Instead of heading home, Miller found himself stuck in Doha for five tense nights as the conflict spread across the region.
Guests at the Andaz Doha hotel gathered nervously in the lobby, some too afraid to return to rooms on higher floors. Miller tried repeatedly to contact the US State Department and even reached out to politicians in Louisiana, but help never materialised.
By Wednesday, after the State Department warned travellers not to rely on evacuation assistance, Miller decided he had to find his own way out.
“It’s getting real close, the room is shaking… I don’t know if I’m going to make it out of this. And I love you so much.”
— Dr. Jay Miller describing a phone call to his wife and daughter
“Five or six missiles came in quick succession. The whole place cleared out in seconds.”
“Fear… people hadn’t slept, there was yelling in the hotel lobby, crying and frantic phone calls.”
“I was running down a stairwell with other people trying to get to the basement to hide.”
“I’m a guy just like everybody else in New Orleans… This is absolutely terrifying.”
“The sooner we can end violence anywhere, it would be a good thing.”
(Source: WDSU interview with Dr. Jay Miller)
Working frantically with his wife — still in India — he searched for flights leaving anywhere outside the Middle East.
Doha airport remained shut. But flights were still departing from Riyadh, Saudi Arabia, nearly nine hours away by road.
The plan sounded extreme. But it was his best chance.
“We felt we had to move on our own,” Miller said. “There was no time to wait.”
A hotel-arranged driver took him to the Saudi border, where another driver helped him through visa and customs checkpoints before a third drove him across the desert to Riyadh’s King Khalid International Airport. The car journeys alone cost about $3,000.
During the long drive, Miller said his anxiety surged every time the vehicle approached routine checkpoints.
His emotions were a mix of “desperation, fear and anxiety to just flee and get out”.
When he reached Riyadh airport late Thursday, the terminal was eerily quiet. Many flights — to destinations including Abu Dhabi, Delhi, Hong Kong and Colombo — had been cancelled.

■ PROBLEMS TO SOLVE
a - In the news excerpt about Dr. Jay Miller's escape from Doha, about how much did the car journeys to Riyadh cost?
b - Rewrite the stretch of the news excerpt about Dr. Jay Miller from "By Wednesday, after" through "Dr. Jay Miller)", substituting "cellar" for "basement".
c - Carry the news account of Dr. Jay Miller's escape from Doha forward, starting right after its final sentence.

■ EXCERPTED DATA
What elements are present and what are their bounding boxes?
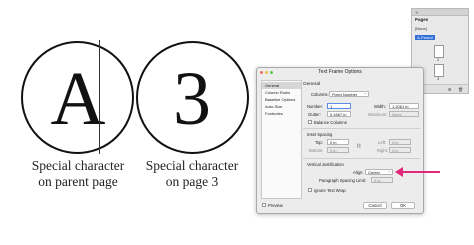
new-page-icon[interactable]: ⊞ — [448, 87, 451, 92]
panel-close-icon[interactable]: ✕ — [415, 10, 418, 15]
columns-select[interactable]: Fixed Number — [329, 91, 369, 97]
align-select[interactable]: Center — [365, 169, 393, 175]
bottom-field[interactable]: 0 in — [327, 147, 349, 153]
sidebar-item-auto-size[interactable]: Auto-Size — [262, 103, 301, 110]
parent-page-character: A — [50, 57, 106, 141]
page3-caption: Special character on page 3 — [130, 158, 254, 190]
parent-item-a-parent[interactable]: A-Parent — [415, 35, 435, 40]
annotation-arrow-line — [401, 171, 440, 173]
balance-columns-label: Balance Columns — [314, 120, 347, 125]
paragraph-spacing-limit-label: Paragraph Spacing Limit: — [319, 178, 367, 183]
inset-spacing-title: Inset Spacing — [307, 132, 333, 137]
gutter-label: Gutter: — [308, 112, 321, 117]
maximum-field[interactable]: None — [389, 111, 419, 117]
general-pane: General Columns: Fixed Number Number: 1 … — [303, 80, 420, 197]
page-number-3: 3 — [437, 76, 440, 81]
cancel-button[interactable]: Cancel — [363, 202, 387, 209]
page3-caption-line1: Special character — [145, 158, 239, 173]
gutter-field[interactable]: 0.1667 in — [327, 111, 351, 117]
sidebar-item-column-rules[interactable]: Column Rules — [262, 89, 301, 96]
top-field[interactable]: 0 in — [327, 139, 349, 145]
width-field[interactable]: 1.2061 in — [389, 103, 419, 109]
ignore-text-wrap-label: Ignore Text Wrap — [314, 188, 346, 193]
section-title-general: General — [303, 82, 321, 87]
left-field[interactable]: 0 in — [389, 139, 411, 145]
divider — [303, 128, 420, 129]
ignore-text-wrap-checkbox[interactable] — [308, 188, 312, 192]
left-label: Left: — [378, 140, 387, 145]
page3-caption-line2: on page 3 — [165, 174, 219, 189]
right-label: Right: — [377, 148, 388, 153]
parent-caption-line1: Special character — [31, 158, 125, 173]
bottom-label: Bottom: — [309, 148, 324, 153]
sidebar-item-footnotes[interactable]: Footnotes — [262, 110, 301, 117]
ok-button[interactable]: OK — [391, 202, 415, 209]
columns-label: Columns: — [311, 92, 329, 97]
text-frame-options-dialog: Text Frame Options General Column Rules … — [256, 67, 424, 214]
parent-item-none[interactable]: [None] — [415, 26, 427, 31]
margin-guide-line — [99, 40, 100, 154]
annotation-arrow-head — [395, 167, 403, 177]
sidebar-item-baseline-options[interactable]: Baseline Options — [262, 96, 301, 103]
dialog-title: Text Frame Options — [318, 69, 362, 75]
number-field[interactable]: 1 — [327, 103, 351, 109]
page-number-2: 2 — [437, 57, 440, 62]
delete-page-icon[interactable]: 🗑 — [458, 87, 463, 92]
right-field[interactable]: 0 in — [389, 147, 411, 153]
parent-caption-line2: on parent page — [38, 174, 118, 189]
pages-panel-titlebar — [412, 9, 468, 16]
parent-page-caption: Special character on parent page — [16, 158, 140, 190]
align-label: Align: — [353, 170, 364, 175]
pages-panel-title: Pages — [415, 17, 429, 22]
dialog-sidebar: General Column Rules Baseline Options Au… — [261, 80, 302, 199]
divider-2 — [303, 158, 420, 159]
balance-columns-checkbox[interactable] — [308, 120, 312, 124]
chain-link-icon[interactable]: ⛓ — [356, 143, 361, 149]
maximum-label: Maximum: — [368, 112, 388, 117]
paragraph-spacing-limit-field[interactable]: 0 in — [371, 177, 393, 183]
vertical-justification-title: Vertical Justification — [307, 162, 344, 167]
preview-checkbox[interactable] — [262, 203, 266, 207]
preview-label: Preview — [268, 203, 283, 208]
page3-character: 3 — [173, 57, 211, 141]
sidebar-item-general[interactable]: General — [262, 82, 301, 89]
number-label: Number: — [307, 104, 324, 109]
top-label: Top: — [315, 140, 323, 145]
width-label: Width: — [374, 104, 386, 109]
...
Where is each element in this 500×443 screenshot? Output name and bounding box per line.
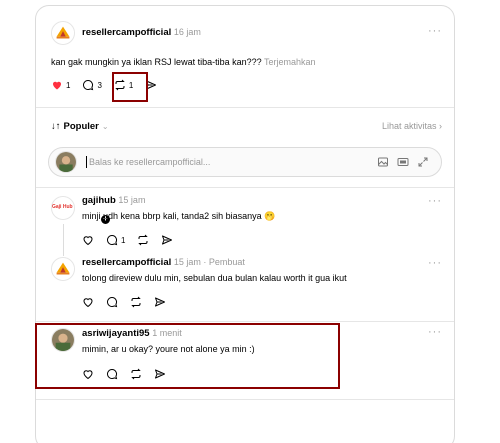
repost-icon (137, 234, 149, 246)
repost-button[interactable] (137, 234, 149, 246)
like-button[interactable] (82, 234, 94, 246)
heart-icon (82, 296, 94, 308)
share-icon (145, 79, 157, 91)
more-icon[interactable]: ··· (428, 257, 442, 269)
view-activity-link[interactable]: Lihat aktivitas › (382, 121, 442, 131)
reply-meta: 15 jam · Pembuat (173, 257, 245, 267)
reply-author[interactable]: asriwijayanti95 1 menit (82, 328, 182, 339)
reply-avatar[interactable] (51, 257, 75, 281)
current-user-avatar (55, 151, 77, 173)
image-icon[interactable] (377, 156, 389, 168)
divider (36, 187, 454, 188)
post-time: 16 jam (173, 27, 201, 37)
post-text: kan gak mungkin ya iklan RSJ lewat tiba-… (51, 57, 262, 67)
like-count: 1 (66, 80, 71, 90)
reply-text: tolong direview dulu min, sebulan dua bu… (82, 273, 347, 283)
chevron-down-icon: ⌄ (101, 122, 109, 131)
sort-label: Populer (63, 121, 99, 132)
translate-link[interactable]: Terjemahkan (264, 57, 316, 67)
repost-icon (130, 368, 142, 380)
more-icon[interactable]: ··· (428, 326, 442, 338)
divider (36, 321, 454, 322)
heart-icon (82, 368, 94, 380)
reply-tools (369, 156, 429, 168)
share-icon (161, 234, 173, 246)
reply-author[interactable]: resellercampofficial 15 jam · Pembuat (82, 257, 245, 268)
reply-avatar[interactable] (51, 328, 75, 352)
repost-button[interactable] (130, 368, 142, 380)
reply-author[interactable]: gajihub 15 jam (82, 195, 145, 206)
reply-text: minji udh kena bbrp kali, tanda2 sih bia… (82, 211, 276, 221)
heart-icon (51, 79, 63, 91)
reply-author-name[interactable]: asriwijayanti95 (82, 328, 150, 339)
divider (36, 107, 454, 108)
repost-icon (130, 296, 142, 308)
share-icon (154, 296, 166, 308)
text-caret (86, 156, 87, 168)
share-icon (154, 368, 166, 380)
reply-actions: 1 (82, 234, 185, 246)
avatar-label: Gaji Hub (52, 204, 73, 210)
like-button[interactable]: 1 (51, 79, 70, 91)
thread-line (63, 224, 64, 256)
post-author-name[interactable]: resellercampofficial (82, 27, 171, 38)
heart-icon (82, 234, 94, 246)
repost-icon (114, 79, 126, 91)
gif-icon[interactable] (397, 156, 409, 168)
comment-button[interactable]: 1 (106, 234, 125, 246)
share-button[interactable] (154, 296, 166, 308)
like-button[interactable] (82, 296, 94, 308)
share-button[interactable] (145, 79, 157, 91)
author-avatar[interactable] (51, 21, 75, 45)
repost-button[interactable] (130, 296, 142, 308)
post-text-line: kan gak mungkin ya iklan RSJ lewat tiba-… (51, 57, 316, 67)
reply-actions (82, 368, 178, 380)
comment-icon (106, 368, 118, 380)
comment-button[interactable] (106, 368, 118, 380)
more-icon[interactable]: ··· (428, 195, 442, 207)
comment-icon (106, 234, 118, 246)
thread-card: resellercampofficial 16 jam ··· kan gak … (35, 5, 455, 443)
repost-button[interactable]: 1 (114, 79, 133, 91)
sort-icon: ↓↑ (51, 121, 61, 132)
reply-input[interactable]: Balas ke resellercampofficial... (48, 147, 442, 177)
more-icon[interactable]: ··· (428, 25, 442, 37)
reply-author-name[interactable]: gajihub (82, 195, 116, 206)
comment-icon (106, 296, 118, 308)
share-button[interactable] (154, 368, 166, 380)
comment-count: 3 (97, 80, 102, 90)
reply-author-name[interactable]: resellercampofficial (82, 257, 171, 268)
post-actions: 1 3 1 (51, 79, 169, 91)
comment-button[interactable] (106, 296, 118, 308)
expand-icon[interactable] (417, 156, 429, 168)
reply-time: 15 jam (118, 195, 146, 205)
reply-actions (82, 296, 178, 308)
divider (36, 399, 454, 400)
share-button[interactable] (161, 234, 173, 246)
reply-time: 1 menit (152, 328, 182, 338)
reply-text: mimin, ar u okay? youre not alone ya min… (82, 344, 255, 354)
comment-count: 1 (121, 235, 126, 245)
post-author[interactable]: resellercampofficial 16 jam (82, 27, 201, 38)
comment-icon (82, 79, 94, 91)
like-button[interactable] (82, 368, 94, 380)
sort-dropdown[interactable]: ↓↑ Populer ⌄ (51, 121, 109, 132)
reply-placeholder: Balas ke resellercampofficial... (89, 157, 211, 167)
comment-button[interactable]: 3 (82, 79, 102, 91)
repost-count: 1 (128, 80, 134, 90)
---
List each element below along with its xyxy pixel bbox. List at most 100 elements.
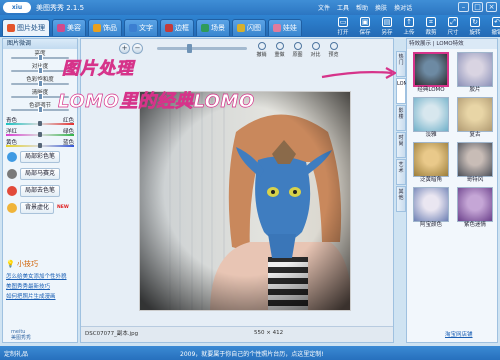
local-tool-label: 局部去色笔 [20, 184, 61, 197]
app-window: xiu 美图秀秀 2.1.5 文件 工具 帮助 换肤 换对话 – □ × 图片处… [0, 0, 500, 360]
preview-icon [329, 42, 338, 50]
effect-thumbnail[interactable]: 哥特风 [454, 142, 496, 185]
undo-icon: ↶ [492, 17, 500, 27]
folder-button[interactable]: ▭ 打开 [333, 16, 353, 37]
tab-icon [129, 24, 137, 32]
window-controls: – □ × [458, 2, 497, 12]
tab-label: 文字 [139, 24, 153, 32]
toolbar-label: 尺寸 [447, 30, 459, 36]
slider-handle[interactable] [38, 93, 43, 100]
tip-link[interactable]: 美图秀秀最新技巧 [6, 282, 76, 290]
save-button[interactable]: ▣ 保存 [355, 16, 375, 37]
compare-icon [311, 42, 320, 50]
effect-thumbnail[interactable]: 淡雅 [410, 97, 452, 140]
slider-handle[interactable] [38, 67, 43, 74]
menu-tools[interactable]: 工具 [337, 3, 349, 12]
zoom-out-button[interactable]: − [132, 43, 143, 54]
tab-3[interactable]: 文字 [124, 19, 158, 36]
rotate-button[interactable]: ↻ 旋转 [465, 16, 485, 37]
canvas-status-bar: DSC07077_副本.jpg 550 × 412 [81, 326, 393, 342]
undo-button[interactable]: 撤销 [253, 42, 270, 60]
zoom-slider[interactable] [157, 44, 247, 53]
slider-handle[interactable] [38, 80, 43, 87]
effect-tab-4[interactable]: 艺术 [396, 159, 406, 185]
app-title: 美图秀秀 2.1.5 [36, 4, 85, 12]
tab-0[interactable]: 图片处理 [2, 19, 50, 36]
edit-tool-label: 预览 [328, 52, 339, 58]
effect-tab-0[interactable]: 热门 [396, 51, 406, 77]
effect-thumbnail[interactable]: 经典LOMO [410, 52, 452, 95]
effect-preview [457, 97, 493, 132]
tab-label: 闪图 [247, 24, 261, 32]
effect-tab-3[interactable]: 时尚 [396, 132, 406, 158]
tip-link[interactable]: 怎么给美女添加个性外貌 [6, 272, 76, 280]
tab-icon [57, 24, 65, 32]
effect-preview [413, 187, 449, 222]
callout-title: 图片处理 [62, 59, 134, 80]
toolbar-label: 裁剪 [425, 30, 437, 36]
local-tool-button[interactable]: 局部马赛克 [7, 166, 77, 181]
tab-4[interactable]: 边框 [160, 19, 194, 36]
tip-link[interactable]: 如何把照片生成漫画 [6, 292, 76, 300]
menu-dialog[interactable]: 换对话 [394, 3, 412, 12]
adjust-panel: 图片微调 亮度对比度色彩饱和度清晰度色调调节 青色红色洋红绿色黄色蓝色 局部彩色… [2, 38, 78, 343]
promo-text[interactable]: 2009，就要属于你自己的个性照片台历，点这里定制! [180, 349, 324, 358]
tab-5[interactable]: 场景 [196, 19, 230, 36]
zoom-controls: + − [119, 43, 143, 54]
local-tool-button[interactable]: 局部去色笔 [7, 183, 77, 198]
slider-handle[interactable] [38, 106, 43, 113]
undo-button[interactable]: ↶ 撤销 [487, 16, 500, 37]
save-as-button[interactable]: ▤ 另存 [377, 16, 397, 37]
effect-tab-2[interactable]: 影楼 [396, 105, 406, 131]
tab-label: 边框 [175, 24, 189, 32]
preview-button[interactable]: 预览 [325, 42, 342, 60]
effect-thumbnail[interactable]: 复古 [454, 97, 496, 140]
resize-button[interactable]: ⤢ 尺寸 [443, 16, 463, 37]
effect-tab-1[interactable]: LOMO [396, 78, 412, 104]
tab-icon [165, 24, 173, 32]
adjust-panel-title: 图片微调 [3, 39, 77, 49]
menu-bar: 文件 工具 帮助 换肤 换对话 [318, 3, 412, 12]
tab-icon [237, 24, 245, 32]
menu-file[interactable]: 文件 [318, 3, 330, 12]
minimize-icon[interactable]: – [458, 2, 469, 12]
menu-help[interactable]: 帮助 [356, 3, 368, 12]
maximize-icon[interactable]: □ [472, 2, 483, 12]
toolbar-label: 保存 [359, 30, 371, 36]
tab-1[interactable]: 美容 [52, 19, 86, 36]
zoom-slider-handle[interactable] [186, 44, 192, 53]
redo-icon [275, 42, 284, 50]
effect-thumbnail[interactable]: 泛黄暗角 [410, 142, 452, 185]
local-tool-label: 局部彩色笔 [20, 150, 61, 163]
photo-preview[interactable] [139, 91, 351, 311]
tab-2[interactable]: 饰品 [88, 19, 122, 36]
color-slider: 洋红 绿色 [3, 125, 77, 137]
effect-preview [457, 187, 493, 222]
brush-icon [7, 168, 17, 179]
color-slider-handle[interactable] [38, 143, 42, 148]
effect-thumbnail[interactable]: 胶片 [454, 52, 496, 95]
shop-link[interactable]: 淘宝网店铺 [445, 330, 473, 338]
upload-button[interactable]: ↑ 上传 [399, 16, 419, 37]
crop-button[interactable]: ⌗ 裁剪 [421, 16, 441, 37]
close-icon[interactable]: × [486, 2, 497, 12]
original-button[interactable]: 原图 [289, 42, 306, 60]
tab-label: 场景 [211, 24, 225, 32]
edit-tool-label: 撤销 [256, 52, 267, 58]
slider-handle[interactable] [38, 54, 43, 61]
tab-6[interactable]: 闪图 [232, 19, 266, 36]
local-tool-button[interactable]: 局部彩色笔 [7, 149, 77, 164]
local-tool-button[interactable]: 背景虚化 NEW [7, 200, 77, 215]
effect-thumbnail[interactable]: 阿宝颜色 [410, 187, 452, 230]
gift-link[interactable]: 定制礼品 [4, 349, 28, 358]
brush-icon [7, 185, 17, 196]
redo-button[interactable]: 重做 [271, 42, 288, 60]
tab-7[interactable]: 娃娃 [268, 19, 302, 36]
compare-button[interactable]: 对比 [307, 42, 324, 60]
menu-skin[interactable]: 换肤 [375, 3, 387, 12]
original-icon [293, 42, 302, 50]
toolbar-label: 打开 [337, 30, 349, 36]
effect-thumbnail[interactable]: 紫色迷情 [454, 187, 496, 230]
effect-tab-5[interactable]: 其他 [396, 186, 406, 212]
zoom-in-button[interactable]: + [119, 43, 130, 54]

■ RESULTS IN ORDER
a - About $3,000.

b -
By Wednesday, after the State Department warned travellers not to rely on evacuation assistance, Miller decided he had to find his own way out.
“It’s getting real close, the room is shaking… I don’t know if I’m going to make it out of this. And I love you so much.”
— Dr. Jay Miller describing a phone call to his wife and daughter
“Five or six missiles came in quick succession. The whole place cleared out in seconds.”
“Fear… people hadn’t slept, there was yelling in the hotel lobby, crying and frantic phone calls.”
“I was running down a stairwell with other people trying to get to the cellar to hide.”
“I’m a guy just like everybody else in New Orleans… This is absolutely terrifying.”
“The sooner we can end violence anywhere, it would be a good thing.”
(Source: WDSU interview with Dr. Jay Miller)

c -
He waited nervously in a nearly empty lounge for his 3:40am Ethiopian Airlines flight to Addis Ababa.
The aircraft was packed. He barely slept.
After landing early Friday, Miller had a 15-hour layover in Ethiopia. Though exhausted, he briefly left the airport to visit the National Museum of Ethiopia, home to the famous 3.2-million-year-old skeleton known as Lucy.
A self-described admirer of Charles Darwin, he joked that he could not miss the chance to see “my one true love”.
He also grabbed a strong Ethiopian coffee before returning to the airport for the next leg of his journey.
From Addis Ababa, Miller boarded a Chicago-bound flight that stopped briefly in Rome for refuelling before continuing across the Atlantic.
After landing at Chicago’s O’Hare International Airport on Saturday morning — about a week after his original flight turned back midair — he still had to clear customs and catch a final connection to New Orleans.
Even that last leg nearly went wrong when the aircraft struck a baggage cart while pushing back from the gate. But the plane eventually departed and landed in New Orleans just after 2pm.
More than 60 hours after fleeing Qatar, Miller finally stepped into his home in Louisiana.
About an hour later, he went straight to bed, sleeping for 16 uninterrupted hours.
That evening, the US State Department finally returned his call.
But by then, Miller was already home — and fast asleep, The New York Times reported.